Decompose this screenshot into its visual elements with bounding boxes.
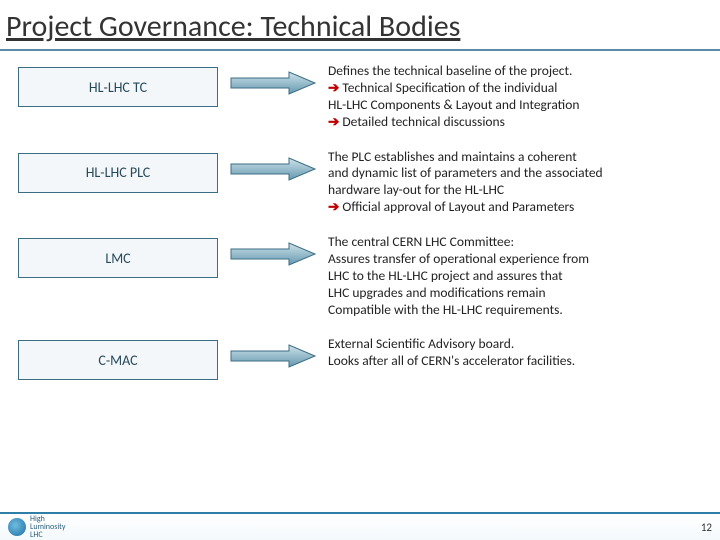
desc-line: The PLC establishes and maintains a cohe… <box>328 149 603 166</box>
right-arrow-icon <box>229 69 317 97</box>
arrow-tc <box>218 69 328 97</box>
row-tc: HL-LHC TC Defines the technical baseline… <box>0 63 720 131</box>
box-cmac: C-MAC <box>18 340 218 380</box>
desc-line: Defines the technical baseline of the pr… <box>328 63 579 80</box>
page-number: 12 <box>701 521 712 534</box>
desc-line: Assures transfer of operational experien… <box>328 251 589 268</box>
desc-line: The central CERN LHC Committee: <box>328 234 589 251</box>
arrow-glyph-icon: ➔ <box>328 198 339 215</box>
desc-cmac: External Scientific Advisory board. Look… <box>328 336 577 370</box>
footer-logo-text: HighLuminosityLHC <box>30 515 65 539</box>
arrow-lmc <box>218 240 328 268</box>
desc-line: hardware lay-out for the HL-LHC <box>328 182 603 199</box>
title-rule <box>0 49 720 51</box>
desc-line: ➔ Technical Specification of the individ… <box>328 80 579 97</box>
desc-line: ➔ Detailed technical discussions <box>328 114 579 131</box>
footer-left: HighLuminosityLHC <box>8 515 65 539</box>
desc-line: HL-LHC Components & Layout and Integrati… <box>328 97 579 114</box>
desc-line: Compatible with the HL-LHC requirements. <box>328 302 589 319</box>
right-arrow-icon <box>229 240 317 268</box>
box-plc: HL-LHC PLC <box>18 153 218 193</box>
desc-lmc: The central CERN LHC Committee: Assures … <box>328 234 591 318</box>
slide: Project Governance: Technical Bodies HL-… <box>0 0 720 540</box>
logo-icon <box>8 518 26 536</box>
desc-line: External Scientific Advisory board. <box>328 336 575 353</box>
arrow-plc <box>218 155 328 183</box>
desc-line: Looks after all of CERN's accelerator fa… <box>328 353 575 370</box>
right-arrow-icon <box>229 155 317 183</box>
row-plc: HL-LHC PLC The PLC establishes and maint… <box>0 149 720 217</box>
desc-tc: Defines the technical baseline of the pr… <box>328 63 581 131</box>
row-cmac: C-MAC External Scientific Advisory board… <box>0 336 720 380</box>
page-title: Project Governance: Technical Bodies <box>0 0 720 47</box>
arrow-glyph-icon: ➔ <box>328 79 339 96</box>
arrow-glyph-icon: ➔ <box>328 113 339 130</box>
desc-line: ➔ Official approval of Layout and Parame… <box>328 199 603 216</box>
footer: HighLuminosityLHC 12 <box>0 512 720 540</box>
arrow-cmac <box>218 342 328 370</box>
desc-line: and dynamic list of parameters and the a… <box>328 165 603 182</box>
desc-line: LHC to the HL-LHC project and assures th… <box>328 268 589 285</box>
box-lmc: LMC <box>18 238 218 278</box>
right-arrow-icon <box>229 342 317 370</box>
row-lmc: LMC The central CERN LHC Committee: Assu… <box>0 234 720 318</box>
desc-plc: The PLC establishes and maintains a cohe… <box>328 149 605 217</box>
box-tc: HL-LHC TC <box>18 67 218 107</box>
content-rows: HL-LHC TC Defines the technical baseline… <box>0 63 720 380</box>
desc-line: LHC upgrades and modifications remain <box>328 285 589 302</box>
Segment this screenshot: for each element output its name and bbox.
==============================
Could you give all the records above again with every "desc-line" swapped for "text-line", leaving everything else unchanged and the pictures out?

▶ _Complete response_
Decompose this screenshot into its visual elements with bounding boxes.
text-line: The PLC establishes and maintains a cohe… <box>328 149 603 166</box>
right-arrow-icon <box>229 69 317 97</box>
arrow-tc <box>218 69 328 97</box>
row-tc: HL-LHC TC Defines the technical baseline… <box>0 63 720 131</box>
box-cmac: C-MAC <box>18 340 218 380</box>
text-line: Defines the technical baseline of the pr… <box>328 63 579 80</box>
page-number: 12 <box>701 521 712 534</box>
text-line: Assures transfer of operational experien… <box>328 251 589 268</box>
text-line: The central CERN LHC Committee: <box>328 234 589 251</box>
arrow-glyph-icon: ➔ <box>328 198 339 215</box>
desc-cmac: External Scientific Advisory board. Look… <box>328 336 577 370</box>
footer-logo-text: HighLuminosityLHC <box>30 515 65 539</box>
arrow-lmc <box>218 240 328 268</box>
text-line: hardware lay-out for the HL-LHC <box>328 182 603 199</box>
title-rule <box>0 49 720 51</box>
text-line: ➔ Technical Specification of the individ… <box>328 80 579 97</box>
text-line: ➔ Detailed technical discussions <box>328 114 579 131</box>
footer-left: HighLuminosityLHC <box>8 515 65 539</box>
text-line: HL-LHC Components & Layout and Integrati… <box>328 97 579 114</box>
text-line: Compatible with the HL-LHC requirements. <box>328 302 589 319</box>
right-arrow-icon <box>229 240 317 268</box>
box-plc: HL-LHC PLC <box>18 153 218 193</box>
desc-lmc: The central CERN LHC Committee: Assures … <box>328 234 591 318</box>
slide: Project Governance: Technical Bodies HL-… <box>0 0 720 540</box>
logo-icon <box>8 518 26 536</box>
text-line: External Scientific Advisory board. <box>328 336 575 353</box>
arrow-plc <box>218 155 328 183</box>
text-line: Looks after all of CERN's accelerator fa… <box>328 353 575 370</box>
right-arrow-icon <box>229 155 317 183</box>
row-plc: HL-LHC PLC The PLC establishes and maint… <box>0 149 720 217</box>
desc-tc: Defines the technical baseline of the pr… <box>328 63 581 131</box>
row-cmac: C-MAC External Scientific Advisory board… <box>0 336 720 380</box>
page-title: Project Governance: Technical Bodies <box>0 0 720 47</box>
arrow-glyph-icon: ➔ <box>328 79 339 96</box>
arrow-glyph-icon: ➔ <box>328 113 339 130</box>
text-line: ➔ Official approval of Layout and Parame… <box>328 199 603 216</box>
footer: HighLuminosityLHC 12 <box>0 512 720 540</box>
arrow-cmac <box>218 342 328 370</box>
text-line: and dynamic list of parameters and the a… <box>328 165 603 182</box>
text-line: LHC to the HL-LHC project and assures th… <box>328 268 589 285</box>
box-lmc: LMC <box>18 238 218 278</box>
right-arrow-icon <box>229 342 317 370</box>
row-lmc: LMC The central CERN LHC Committee: Assu… <box>0 234 720 318</box>
desc-plc: The PLC establishes and maintains a cohe… <box>328 149 605 217</box>
box-tc: HL-LHC TC <box>18 67 218 107</box>
content-rows: HL-LHC TC Defines the technical baseline… <box>0 63 720 380</box>
text-line: LHC upgrades and modifications remain <box>328 285 589 302</box>
Segment this screenshot: for each element output its name and bbox.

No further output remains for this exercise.